__WHAT THE EXERCISE ASKS__. Return every entry exactly as written.

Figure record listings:
┄┄┄┄┄┄┄┄┄┄┄┄┄┄┄┄┄┄┄┄
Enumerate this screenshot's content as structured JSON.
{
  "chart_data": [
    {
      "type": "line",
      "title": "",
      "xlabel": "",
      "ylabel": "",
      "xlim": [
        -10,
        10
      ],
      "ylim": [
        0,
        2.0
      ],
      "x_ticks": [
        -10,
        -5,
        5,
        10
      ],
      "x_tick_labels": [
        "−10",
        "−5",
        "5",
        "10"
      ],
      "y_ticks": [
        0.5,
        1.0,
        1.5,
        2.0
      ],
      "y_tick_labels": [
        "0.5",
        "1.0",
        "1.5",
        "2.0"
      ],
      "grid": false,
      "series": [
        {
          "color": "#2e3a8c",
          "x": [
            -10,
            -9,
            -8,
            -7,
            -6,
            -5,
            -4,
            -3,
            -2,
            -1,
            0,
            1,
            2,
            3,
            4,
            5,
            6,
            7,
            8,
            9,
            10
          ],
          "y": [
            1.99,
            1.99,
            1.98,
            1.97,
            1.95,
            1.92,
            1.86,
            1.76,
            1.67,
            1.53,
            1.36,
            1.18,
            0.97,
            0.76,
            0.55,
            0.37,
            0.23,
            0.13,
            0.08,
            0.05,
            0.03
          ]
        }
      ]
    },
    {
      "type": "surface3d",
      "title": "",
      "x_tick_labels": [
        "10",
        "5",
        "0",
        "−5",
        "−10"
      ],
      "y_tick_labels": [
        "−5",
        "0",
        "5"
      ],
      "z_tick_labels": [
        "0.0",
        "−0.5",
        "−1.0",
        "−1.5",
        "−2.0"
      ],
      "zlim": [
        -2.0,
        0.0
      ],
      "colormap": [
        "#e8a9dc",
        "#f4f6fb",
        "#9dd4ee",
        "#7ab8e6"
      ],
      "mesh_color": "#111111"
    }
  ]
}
┄┄┄┄┄┄┄┄┄┄┄┄┄┄┄┄┄┄┄┄
__ANSWER TO THIS EXERCISE__.
Enumerate this screenshot's content as structured JSON.
{
  "chart_data": [
    {
      "type": "line",
      "title": "",
      "xlabel": "",
      "ylabel": "",
      "xlim": [
        -10,
        10
      ],
      "ylim": [
        0,
        2.0
      ],
      "x_ticks": [
        -10,
        -5,
        5,
        10
      ],
      "x_tick_labels": [
        "−10",
        "−5",
        "5",
        "10"
      ],
      "y_ticks": [
        0.5,
        1.0,
        1.5,
        2.0
      ],
      "y_tick_labels": [
        "0.5",
        "1.0",
        "1.5",
        "2.0"
      ],
      "grid": false,
      "series": [
        {
          "color": "#2e3a8c",
          "x": [
            -10,
            -9,
            -8,
            -7,
            -6,
            -5,
            -4,
            -3,
            -2,
            -1,
            0,
            1,
            2,
            3,
            4,
            5,
            6,
            7,
            8,
            9,
            10
          ],
          "y": [
            1.99,
            1.99,
            1.98,
            1.97,
            1.95,
            1.92,
            1.86,
            1.76,
            1.67,
            1.53,
            1.36,
            1.18,
            0.97,
            0.76,
            0.55,
            0.37,
            0.23,
            0.13,
            0.08,
            0.05,
            0.03
          ]
        }
      ]
    },
    {
      "type": "surface3d",
      "title": "",
      "x_tick_labels": [
        "10",
        "5",
        "0",
        "−5",
        "−10"
      ],
      "y_tick_labels": [
        "−5",
        "0",
        "5"
      ],
      "z_tick_labels": [
        "0.0",
        "−0.5",
        "−1.0",
        "−1.5",
        "−2.0"
      ],
      "zlim": [
        -2.0,
        0.0
      ],
      "colormap": [
        "#e8a9dc",
        "#f4f6fb",
        "#9dd4ee",
        "#7ab8e6"
      ],
      "mesh_color": "#111111"
    }
  ]
}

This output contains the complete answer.